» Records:
------------------------------------------------

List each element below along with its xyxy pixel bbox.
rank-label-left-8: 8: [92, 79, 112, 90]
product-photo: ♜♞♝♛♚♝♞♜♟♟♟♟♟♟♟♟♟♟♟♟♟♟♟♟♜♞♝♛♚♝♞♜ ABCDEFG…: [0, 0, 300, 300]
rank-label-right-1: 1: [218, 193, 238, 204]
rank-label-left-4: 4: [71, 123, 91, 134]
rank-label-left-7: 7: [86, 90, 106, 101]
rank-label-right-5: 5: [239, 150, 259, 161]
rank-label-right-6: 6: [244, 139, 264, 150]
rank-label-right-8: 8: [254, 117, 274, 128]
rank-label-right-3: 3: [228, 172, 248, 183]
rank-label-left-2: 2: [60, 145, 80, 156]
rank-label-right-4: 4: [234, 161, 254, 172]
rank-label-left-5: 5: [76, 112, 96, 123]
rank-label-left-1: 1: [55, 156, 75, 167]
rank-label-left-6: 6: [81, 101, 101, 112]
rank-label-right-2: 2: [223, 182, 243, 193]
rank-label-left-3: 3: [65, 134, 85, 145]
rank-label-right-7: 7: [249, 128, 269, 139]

------------------------------------------------

» Exercise:
Copy the rows above verbatim, with every character unchanged.

» Exercise answer:
List each element below along with its xyxy pixel bbox.
rank-label-left-8: 8: [92, 79, 112, 90]
product-photo: ♜♞♝♛♚♝♞♜♟♟♟♟♟♟♟♟♟♟♟♟♟♟♟♟♜♞♝♛♚♝♞♜ ABCDEFG…: [0, 0, 300, 300]
rank-label-right-1: 1: [218, 193, 238, 204]
rank-label-left-4: 4: [71, 123, 91, 134]
rank-label-left-7: 7: [86, 90, 106, 101]
rank-label-right-5: 5: [239, 150, 259, 161]
rank-label-right-6: 6: [244, 139, 264, 150]
rank-label-right-8: 8: [254, 117, 274, 128]
rank-label-right-3: 3: [228, 172, 248, 183]
rank-label-left-2: 2: [60, 145, 80, 156]
rank-label-right-4: 4: [234, 161, 254, 172]
rank-label-left-5: 5: [76, 112, 96, 123]
rank-label-left-1: 1: [55, 156, 75, 167]
rank-label-left-6: 6: [81, 101, 101, 112]
rank-label-right-2: 2: [223, 182, 243, 193]
rank-label-left-3: 3: [65, 134, 85, 145]
rank-label-right-7: 7: [249, 128, 269, 139]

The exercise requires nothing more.